● STORED RECORDS
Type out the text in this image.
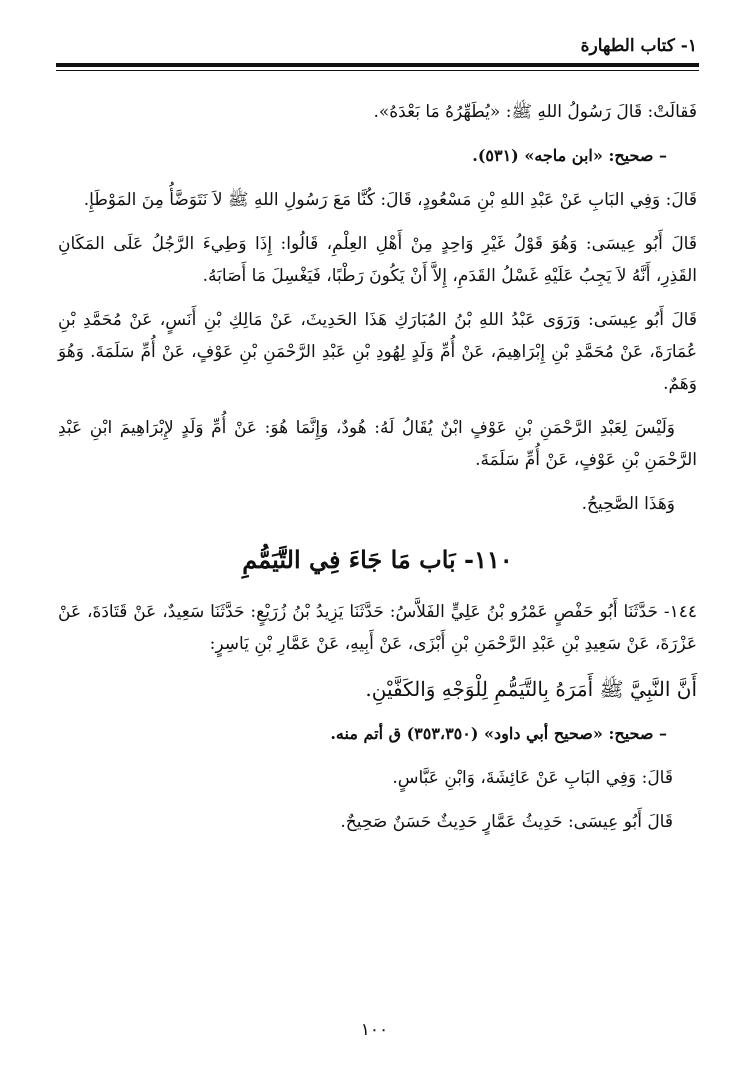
١- كتاب الطهارة

فَقالَتْ: قَالَ رَسُولُ اللهِ ﷺ: «يُطَهِّرُهُ مَا بَعْدَهُ».

– صحيح: «ابن ماجه» (٥٣١).

قَالَ: وَفِي البَابِ عَنْ عَبْدِ اللهِ بْنِ مَسْعُودٍ، قَالَ: كُنَّا مَعَ رَسُولِ اللهِ ﷺ لاَ نَتَوَضَّأُ مِنَ المَوْطَإِ.

قَالَ أَبُو عِيسَى: وَهُوَ قَوْلُ غَيْرِ وَاحِدٍ مِنْ أَهْلِ العِلْمِ، قَالُوا: إِذَا وَطِيءَ الرَّجُلُ عَلَى المَكَانِ القَذِرِ، أَنَّهُ لاَ يَجِبُ عَلَيْهِ غَسْلُ القَدَمِ، إِلاَّ أَنْ يَكُونَ رَطْبًا، فَيَغْسِلَ مَا أَصَابَهُ.

قَالَ أَبُو عِيسَى: وَرَوَى عَبْدُ اللهِ بْنُ المُبَارَكِ هَذَا الحَدِيثَ، عَنْ مَالِكِ بْنِ أَنَسٍ، عَنْ مُحَمَّدِ بْنِ عُمَارَةَ، عَنْ مُحَمَّدِ بْنِ إِبْرَاهِيمَ، عَنْ أُمِّ وَلَدٍ لِهُودِ بْنِ عَبْدِ الرَّحْمَنِ بْنِ عَوْفٍ، عَنْ أُمِّ سَلَمَةَ. وَهُوَ وَهَمٌ.

وَلَيْسَ لِعَبْدِ الرَّحْمَنِ بْنِ عَوْفٍ ابْنٌ يُقَالُ لَهُ: هُودٌ، وَإِنَّمَا هُوَ: عَنْ أُمِّ وَلَدٍ لإِبْرَاهِيمَ ابْنِ عَبْدِ الرَّحْمَنِ بْنِ عَوْفٍ، عَنْ أُمِّ سَلَمَةَ.

وَهَذَا الصَّحِيحُ.

١١٠- بَاب مَا جَاءَ فِي التَّيَمُّمِ

١٤٤- حَدَّثَنَا أَبُو حَفْصٍ عَمْرُو بْنُ عَلِيٍّ الفَلاَّسُ: حَدَّثَنَا يَزِيدُ بْنُ زُرَيْعٍ: حَدَّثَنَا سَعِيدٌ، عَنْ قَتَادَةَ، عَنْ عَزْرَةَ، عَنْ سَعِيدِ بْنِ عَبْدِ الرَّحْمَنِ بْنِ أَبْزَى، عَنْ أَبِيهِ، عَنْ عَمَّارِ بْنِ يَاسِرٍ:

أَنَّ النَّبِيَّ ﷺ أَمَرَهُ بِالتَّيَمُّمِ لِلْوَجْهِ وَالكَفَّيْنِ.

– صحيح: «صحيح أبي داود» (٣٥٣،٣٥٠) ق أتم منه.

قَالَ: وَفِي البَابِ عَنْ عَائِشَةَ، وَابْنِ عَبَّاسٍ.

قَالَ أَبُو عِيسَى: حَدِيثُ عَمَّارٍ حَدِيثٌ حَسَنٌ صَحِيحٌ.

١٠٠
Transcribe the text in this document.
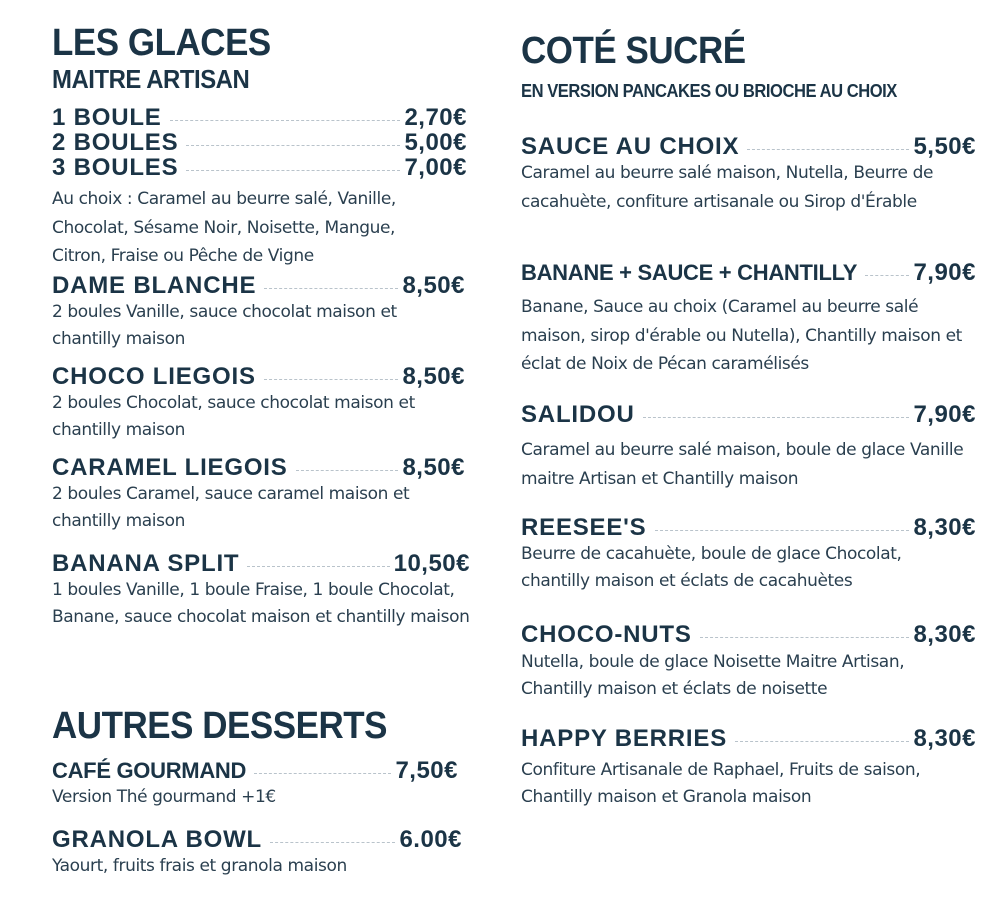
LES GLACES
MAITRE ARTISAN
1 BOULE	2,70€
2 BOULES	5,00€
3 BOULES	7,00€

Au choix : Caramel au beurre salé, Vanille, Chocolat, Sésame Noir, Noisette, Mangue, Citron, Fraise ou Pêche de Vigne

DAME BLANCHE	8,50€

2 boules Vanille, sauce chocolat maison et chantilly maison

CHOCO LIEGOIS	8,50€

2 boules Chocolat, sauce chocolat maison et chantilly maison

CARAMEL LIEGOIS	8,50€

2 boules Caramel, sauce caramel maison et chantilly maison

BANANA SPLIT	10,50€

1 boules Vanille, 1 boule Fraise, 1 boule Chocolat, Banane, sauce chocolat maison et chantilly maison

AUTRES DESSERTS
CAFÉ GOURMAND	7,50€

Version Thé gourmand +1€

GRANOLA BOWL	6.00€

Yaourt, fruits frais et granola maison

COTÉ SUCRÉ
EN VERSION PANCAKES OU BRIOCHE AU CHOIX
SAUCE AU CHOIX	5,50€

Caramel au beurre salé maison, Nutella, Beurre de cacahuète, confiture artisanale ou Sirop d'Érable

BANANE + SAUCE + CHANTILLY 7,90€

Banane, Sauce au choix (Caramel au beurre salé maison, sirop d'érable ou Nutella), Chantilly maison et éclat de Noix de Pécan caramélisés

SALIDOU	7,90€

Caramel au beurre salé maison, boule de glace Vanille maitre Artisan et Chantilly maison

REESEE'S	8,30€

Beurre de cacahuète, boule de glace Chocolat, chantilly maison et éclats de cacahuètes

CHOCO-NUTS	8,30€

Nutella, boule de glace Noisette Maitre Artisan, Chantilly maison et éclats de noisette

HAPPY BERRIES	8,30€

Confiture Artisanale de Raphael, Fruits de saison, Chantilly maison et Granola maison
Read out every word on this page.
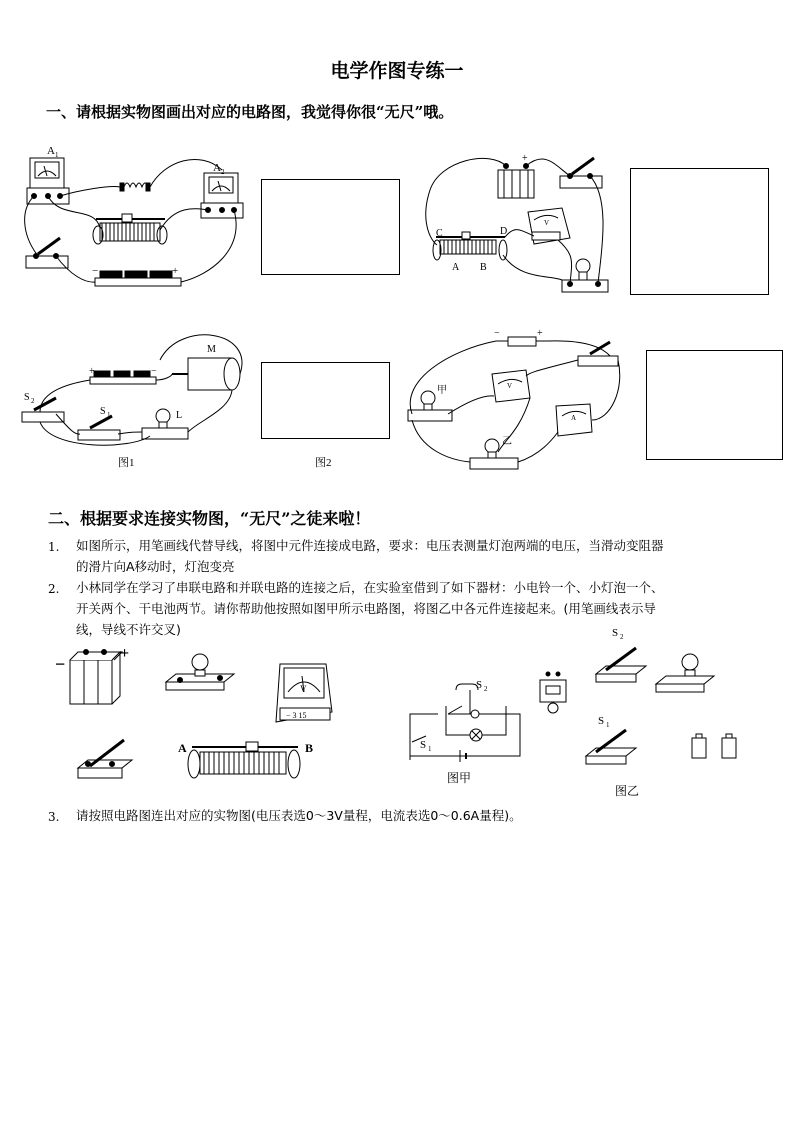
电学作图专练一
一、请根据实物图画出对应的电路图，我觉得你很“无尺”哦。
A 1
A 2
−	+
+
V
C	D
A B
+	−
M
S 2
S 1	L
图1	图2
−	+
V
A
甲
乙
二、根据要求连接实物图，“无尺”之徒来啦！
1. 如图所示，用笔画线代替导线，将图中元件连接成电路，要求：电压表测量灯泡两端的电压，当滑动变阻器
的滑片向A移动时，灯泡变亮
2. 小林同学在学习了串联电路和并联电路的连接之后，在实验室借到了如下器材：小电铃一个、小灯泡一个、
开关两个、干电池两节。请你帮助他按照如图甲所示电路图，将图乙中各元件连接起来。(用笔画线表示导
线，导线不许交叉)
3. 请按照电路图连出对应的实物图(电压表选0～3V量程，电流表选0～0.6A量程)。
−
+
V
− 3 15
A	B
S 2
S 1
图甲
S 2
S 1
图乙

● GIVEN REQUEST
Leave the pictures out and reproduce each record exactly as written.

● SOLUTION TO THIS EXERCISE
Type out the text in this image.
١- كتاب الطهارة

فَقالَتْ: قَالَ رَسُولُ اللهِ ﷺ: «يُطَهِّرُهُ مَا بَعْدَهُ».

– صحيح: «ابن ماجه» (٥٣١).

قَالَ: وَفِي البَابِ عَنْ عَبْدِ اللهِ بْنِ مَسْعُودٍ، قَالَ: كُنَّا مَعَ رَسُولِ اللهِ ﷺ لاَ نَتَوَضَّأُ مِنَ المَوْطَإِ.

قَالَ أَبُو عِيسَى: وَهُوَ قَوْلُ غَيْرِ وَاحِدٍ مِنْ أَهْلِ العِلْمِ، قَالُوا: إِذَا وَطِيءَ الرَّجُلُ عَلَى المَكَانِ القَذِرِ، أَنَّهُ لاَ يَجِبُ عَلَيْهِ غَسْلُ القَدَمِ، إِلاَّ أَنْ يَكُونَ رَطْبًا، فَيَغْسِلَ مَا أَصَابَهُ.

قَالَ أَبُو عِيسَى: وَرَوَى عَبْدُ اللهِ بْنُ المُبَارَكِ هَذَا الحَدِيثَ، عَنْ مَالِكِ بْنِ أَنَسٍ، عَنْ مُحَمَّدِ بْنِ عُمَارَةَ، عَنْ مُحَمَّدِ بْنِ إِبْرَاهِيمَ، عَنْ أُمِّ وَلَدٍ لِهُودِ بْنِ عَبْدِ الرَّحْمَنِ بْنِ عَوْفٍ، عَنْ أُمِّ سَلَمَةَ. وَهُوَ وَهَمٌ.

وَلَيْسَ لِعَبْدِ الرَّحْمَنِ بْنِ عَوْفٍ ابْنٌ يُقَالُ لَهُ: هُودٌ، وَإِنَّمَا هُوَ: عَنْ أُمِّ وَلَدٍ لإِبْرَاهِيمَ ابْنِ عَبْدِ الرَّحْمَنِ بْنِ عَوْفٍ، عَنْ أُمِّ سَلَمَةَ.

وَهَذَا الصَّحِيحُ.

١١٠- بَاب مَا جَاءَ فِي التَّيَمُّمِ

١٤٤- حَدَّثَنَا أَبُو حَفْصٍ عَمْرُو بْنُ عَلِيٍّ الفَلاَّسُ: حَدَّثَنَا يَزِيدُ بْنُ زُرَيْعٍ: حَدَّثَنَا سَعِيدٌ، عَنْ قَتَادَةَ، عَنْ عَزْرَةَ، عَنْ سَعِيدِ بْنِ عَبْدِ الرَّحْمَنِ بْنِ أَبْزَى، عَنْ أَبِيهِ، عَنْ عَمَّارِ بْنِ يَاسِرٍ:

أَنَّ النَّبِيَّ ﷺ أَمَرَهُ بِالتَّيَمُّمِ لِلْوَجْهِ وَالكَفَّيْنِ.

– صحيح: «صحيح أبي داود» (٣٥٣،٣٥٠) ق أتم منه.

قَالَ: وَفِي البَابِ عَنْ عَائِشَةَ، وَابْنِ عَبَّاسٍ.

قَالَ أَبُو عِيسَى: حَدِيثُ عَمَّارٍ حَدِيثٌ حَسَنٌ صَحِيحٌ.

١٠٠
Transcribe the text in this document.
LES GLACES
MAITRE ARTISAN
1 BOULE	2,70€
2 BOULES	5,00€
3 BOULES	7,00€

Au choix : Caramel au beurre salé, Vanille, Chocolat, Sésame Noir, Noisette, Mangue, Citron, Fraise ou Pêche de Vigne

DAME BLANCHE	8,50€

2 boules Vanille, sauce chocolat maison et chantilly maison

CHOCO LIEGOIS	8,50€

2 boules Chocolat, sauce chocolat maison et chantilly maison

CARAMEL LIEGOIS	8,50€

2 boules Caramel, sauce caramel maison et chantilly maison

BANANA SPLIT	10,50€

1 boules Vanille, 1 boule Fraise, 1 boule Chocolat, Banane, sauce chocolat maison et chantilly maison

AUTRES DESSERTS
CAFÉ GOURMAND	7,50€

Version Thé gourmand +1€

GRANOLA BOWL	6.00€

Yaourt, fruits frais et granola maison

COTÉ SUCRÉ
EN VERSION PANCAKES OU BRIOCHE AU CHOIX
SAUCE AU CHOIX	5,50€

Caramel au beurre salé maison, Nutella, Beurre de cacahuète, confiture artisanale ou Sirop d'Érable

BANANE + SAUCE + CHANTILLY 7,90€

Banane, Sauce au choix (Caramel au beurre salé maison, sirop d'érable ou Nutella), Chantilly maison et éclat de Noix de Pécan caramélisés

SALIDOU	7,90€

Caramel au beurre salé maison, boule de glace Vanille maitre Artisan et Chantilly maison

REESEE'S	8,30€

Beurre de cacahuète, boule de glace Chocolat, chantilly maison et éclats de cacahuètes

CHOCO-NUTS	8,30€

Nutella, boule de glace Noisette Maitre Artisan, Chantilly maison et éclats de noisette

HAPPY BERRIES	8,30€

Confiture Artisanale de Raphael, Fruits de saison, Chantilly maison et Granola maison
Read out every word on this page.
电学作图专练一
一、请根据实物图画出对应的电路图，我觉得你很“无尺”哦。
A 1
A 2
−	+
+
V
C	D
A B
+	−
M
S 2
S 1	L
图1	图2
−	+
V
A
甲
乙
二、根据要求连接实物图，“无尺”之徒来啦！
1. 如图所示，用笔画线代替导线，将图中元件连接成电路，要求：电压表测量灯泡两端的电压，当滑动变阻器
的滑片向A移动时，灯泡变亮
2. 小林同学在学习了串联电路和并联电路的连接之后，在实验室借到了如下器材：小电铃一个、小灯泡一个、
开关两个、干电池两节。请你帮助他按照如图甲所示电路图，将图乙中各元件连接起来。(用笔画线表示导
线，导线不许交叉)
3. 请按照电路图连出对应的实物图(电压表选0～3V量程，电流表选0～0.6A量程)。
−
+
V
− 3 15
A	B
S 2
S 1
图甲
S 2
S 1
图乙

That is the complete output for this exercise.